◆ YOUR TASK:
Output all the data exactly. Pictures do not belong in the copy.

(Stored entries)
....
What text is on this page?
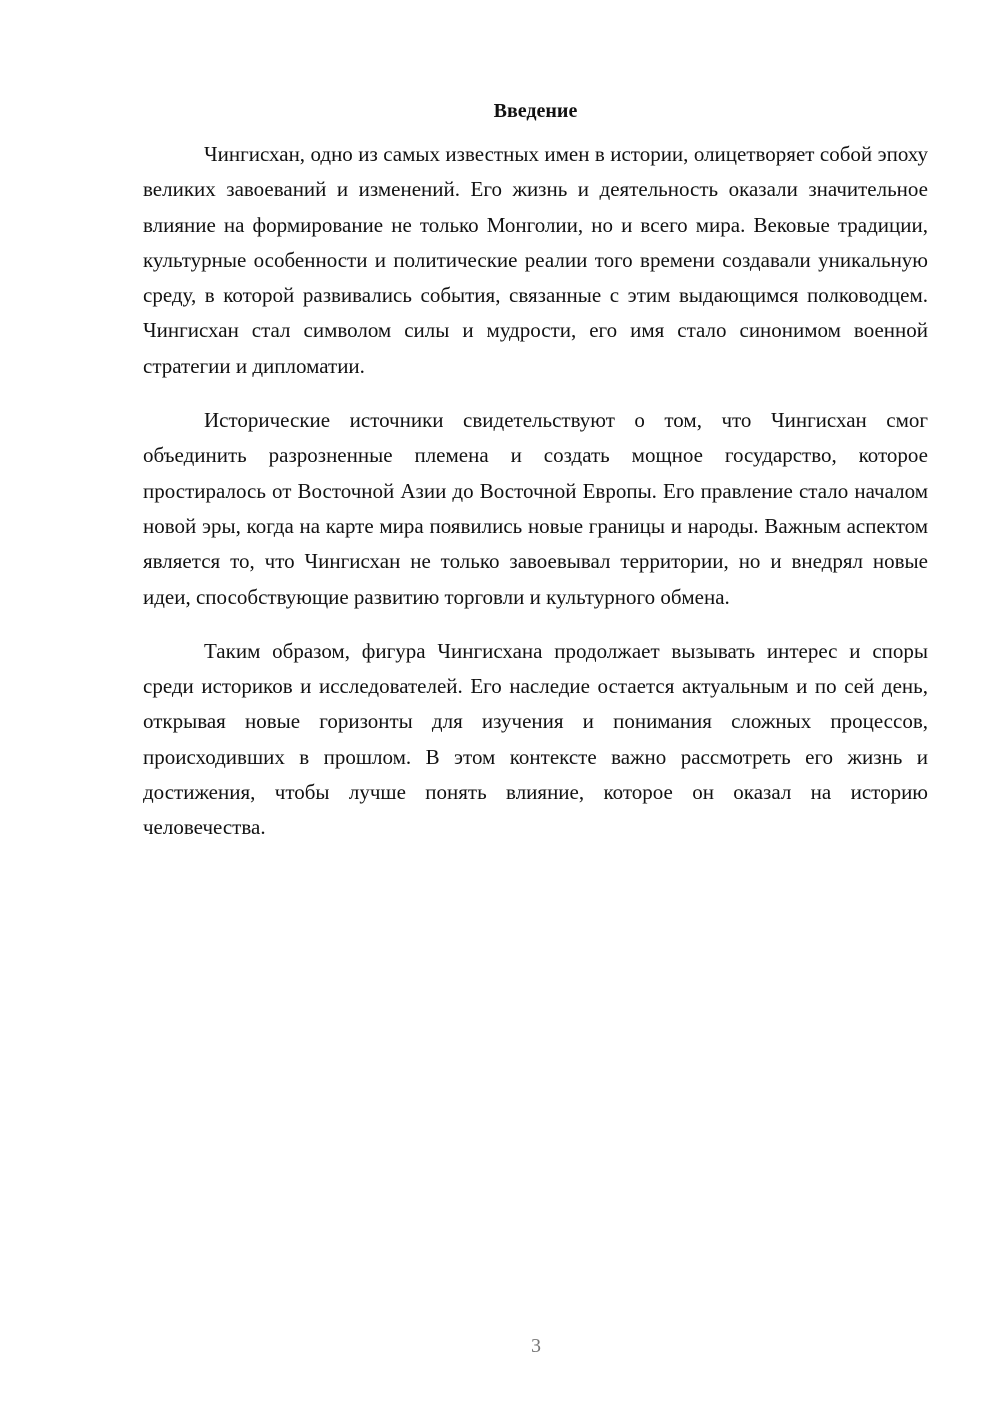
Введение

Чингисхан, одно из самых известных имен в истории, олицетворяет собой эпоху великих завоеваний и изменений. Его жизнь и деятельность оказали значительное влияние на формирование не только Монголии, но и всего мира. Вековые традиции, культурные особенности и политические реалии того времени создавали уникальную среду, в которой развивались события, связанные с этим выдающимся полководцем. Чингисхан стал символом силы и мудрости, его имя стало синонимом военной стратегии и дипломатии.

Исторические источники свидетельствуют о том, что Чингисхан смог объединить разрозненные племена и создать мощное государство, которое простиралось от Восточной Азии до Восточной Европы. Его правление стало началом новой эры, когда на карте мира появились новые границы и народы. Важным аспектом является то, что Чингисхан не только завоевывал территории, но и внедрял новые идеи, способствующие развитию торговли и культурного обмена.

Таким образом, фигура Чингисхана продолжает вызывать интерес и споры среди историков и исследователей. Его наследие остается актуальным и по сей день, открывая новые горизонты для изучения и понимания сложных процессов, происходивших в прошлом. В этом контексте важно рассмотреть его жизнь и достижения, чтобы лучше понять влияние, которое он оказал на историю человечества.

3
....
◆ RESPONSE TO THIS EXERCISE:
What text is on this page?
Введение

Чингисхан, одно из самых известных имен в истории, олицетворяет собой эпоху великих завоеваний и изменений. Его жизнь и деятельность оказали значительное влияние на формирование не только Монголии, но и всего мира. Вековые традиции, культурные особенности и политические реалии того времени создавали уникальную среду, в которой развивались события, связанные с этим выдающимся полководцем. Чингисхан стал символом силы и мудрости, его имя стало синонимом военной стратегии и дипломатии.

Исторические источники свидетельствуют о том, что Чингисхан смог объединить разрозненные племена и создать мощное государство, которое простиралось от Восточной Азии до Восточной Европы. Его правление стало началом новой эры, когда на карте мира появились новые границы и народы. Важным аспектом является то, что Чингисхан не только завоевывал территории, но и внедрял новые идеи, способствующие развитию торговли и культурного обмена.

Таким образом, фигура Чингисхана продолжает вызывать интерес и споры среди историков и исследователей. Его наследие остается актуальным и по сей день, открывая новые горизонты для изучения и понимания сложных процессов, происходивших в прошлом. В этом контексте важно рассмотреть его жизнь и достижения, чтобы лучше понять влияние, которое он оказал на историю человечества.

3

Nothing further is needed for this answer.